Each line of the listing that contains the word "text" is to be copied.

## Task material
**********

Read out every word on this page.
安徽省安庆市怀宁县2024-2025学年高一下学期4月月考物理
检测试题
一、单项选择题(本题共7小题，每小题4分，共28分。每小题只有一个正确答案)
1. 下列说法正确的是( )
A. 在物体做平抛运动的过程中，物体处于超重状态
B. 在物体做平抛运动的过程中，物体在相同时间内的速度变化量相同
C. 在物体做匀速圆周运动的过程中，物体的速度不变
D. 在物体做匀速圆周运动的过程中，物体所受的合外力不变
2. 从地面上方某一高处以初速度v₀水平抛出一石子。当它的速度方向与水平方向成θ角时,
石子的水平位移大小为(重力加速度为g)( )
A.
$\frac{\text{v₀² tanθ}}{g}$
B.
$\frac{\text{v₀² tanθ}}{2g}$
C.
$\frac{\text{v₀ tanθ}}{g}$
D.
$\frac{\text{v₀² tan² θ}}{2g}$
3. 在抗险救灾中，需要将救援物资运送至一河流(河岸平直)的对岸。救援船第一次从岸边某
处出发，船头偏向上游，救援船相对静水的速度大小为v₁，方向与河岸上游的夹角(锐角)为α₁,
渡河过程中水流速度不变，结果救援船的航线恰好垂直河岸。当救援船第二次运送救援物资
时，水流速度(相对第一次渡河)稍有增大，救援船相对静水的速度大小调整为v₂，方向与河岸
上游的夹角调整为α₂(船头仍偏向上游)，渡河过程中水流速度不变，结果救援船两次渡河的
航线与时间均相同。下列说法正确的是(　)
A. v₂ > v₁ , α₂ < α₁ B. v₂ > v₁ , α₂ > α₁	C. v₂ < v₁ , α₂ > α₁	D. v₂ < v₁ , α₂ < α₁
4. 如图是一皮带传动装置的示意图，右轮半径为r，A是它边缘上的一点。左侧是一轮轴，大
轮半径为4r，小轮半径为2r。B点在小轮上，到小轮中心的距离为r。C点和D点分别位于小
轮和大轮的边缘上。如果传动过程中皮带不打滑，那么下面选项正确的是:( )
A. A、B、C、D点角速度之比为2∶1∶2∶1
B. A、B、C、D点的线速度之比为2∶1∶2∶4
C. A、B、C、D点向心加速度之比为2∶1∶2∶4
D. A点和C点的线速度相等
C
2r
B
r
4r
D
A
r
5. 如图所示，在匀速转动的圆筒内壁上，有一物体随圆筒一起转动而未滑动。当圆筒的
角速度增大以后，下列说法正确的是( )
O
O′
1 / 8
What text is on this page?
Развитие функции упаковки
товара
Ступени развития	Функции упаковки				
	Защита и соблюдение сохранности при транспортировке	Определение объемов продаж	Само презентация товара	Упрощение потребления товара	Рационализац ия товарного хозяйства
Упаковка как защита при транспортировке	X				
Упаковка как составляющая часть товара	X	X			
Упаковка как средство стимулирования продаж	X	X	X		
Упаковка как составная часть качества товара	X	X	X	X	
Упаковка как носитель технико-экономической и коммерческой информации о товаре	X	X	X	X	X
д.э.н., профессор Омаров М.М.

**********

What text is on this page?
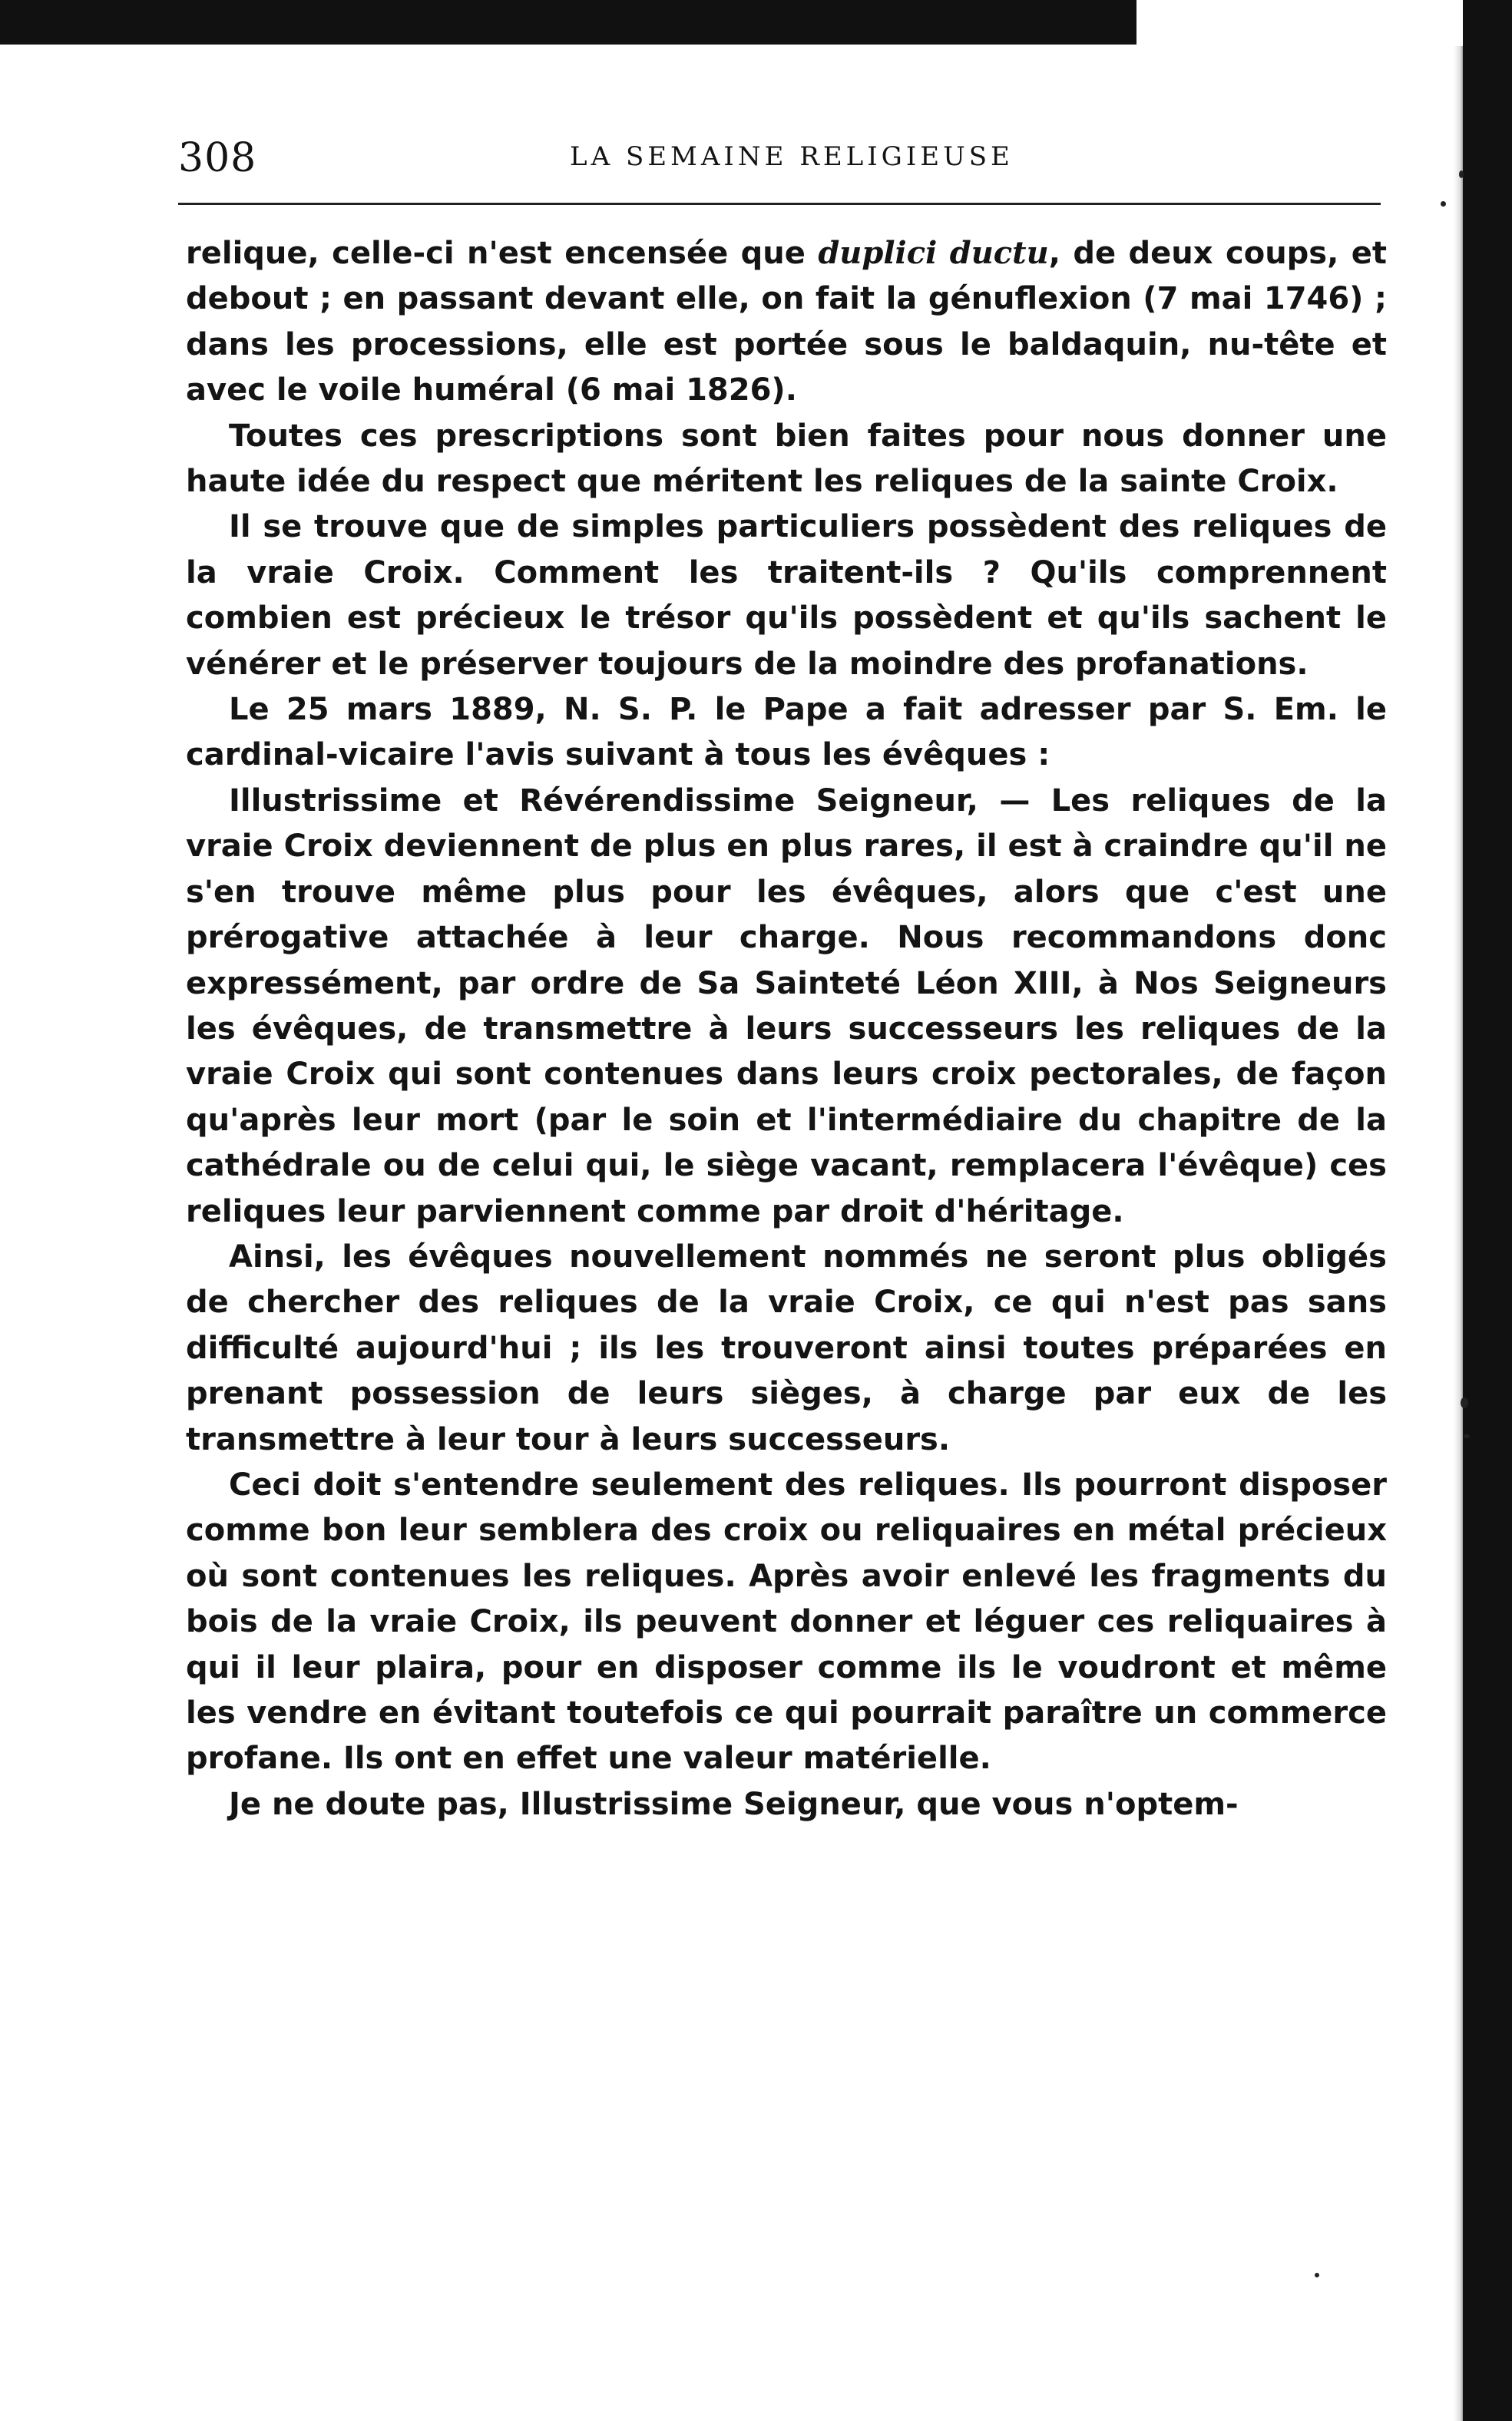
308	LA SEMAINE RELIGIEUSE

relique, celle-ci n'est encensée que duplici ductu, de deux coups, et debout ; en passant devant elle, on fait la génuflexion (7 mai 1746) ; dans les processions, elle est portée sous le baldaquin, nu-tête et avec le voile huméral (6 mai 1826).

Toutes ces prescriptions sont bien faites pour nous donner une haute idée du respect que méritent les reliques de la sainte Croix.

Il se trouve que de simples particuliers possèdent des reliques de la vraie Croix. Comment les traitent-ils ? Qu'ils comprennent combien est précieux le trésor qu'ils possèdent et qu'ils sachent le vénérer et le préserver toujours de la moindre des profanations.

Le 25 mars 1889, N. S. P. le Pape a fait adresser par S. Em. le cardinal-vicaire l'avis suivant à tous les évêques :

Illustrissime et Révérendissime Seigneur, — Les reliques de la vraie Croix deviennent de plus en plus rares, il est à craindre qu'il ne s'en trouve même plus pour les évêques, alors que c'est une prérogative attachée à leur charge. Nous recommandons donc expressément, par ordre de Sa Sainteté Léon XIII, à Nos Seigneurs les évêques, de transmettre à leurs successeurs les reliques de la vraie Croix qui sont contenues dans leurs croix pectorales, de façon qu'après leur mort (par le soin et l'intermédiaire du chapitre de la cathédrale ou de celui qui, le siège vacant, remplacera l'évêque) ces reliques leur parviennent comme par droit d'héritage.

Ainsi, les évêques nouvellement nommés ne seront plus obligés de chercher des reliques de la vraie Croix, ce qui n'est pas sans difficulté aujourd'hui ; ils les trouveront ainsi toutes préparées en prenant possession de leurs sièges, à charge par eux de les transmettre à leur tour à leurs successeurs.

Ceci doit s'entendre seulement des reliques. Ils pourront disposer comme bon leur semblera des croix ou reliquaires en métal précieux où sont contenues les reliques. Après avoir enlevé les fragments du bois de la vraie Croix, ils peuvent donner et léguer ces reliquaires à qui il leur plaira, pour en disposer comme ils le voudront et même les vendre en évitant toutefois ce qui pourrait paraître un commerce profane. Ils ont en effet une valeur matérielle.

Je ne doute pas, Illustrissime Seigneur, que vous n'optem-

**********

## Solution
$\frac{\text{v₀² tanθ}}{g}$
$\frac{\text{v₀² tanθ}}{2g}$
$\frac{\text{v₀ tanθ}}{g}$
$\frac{\text{v₀² tan² θ}}{2g}$
What text is on this page?
What text is on this page?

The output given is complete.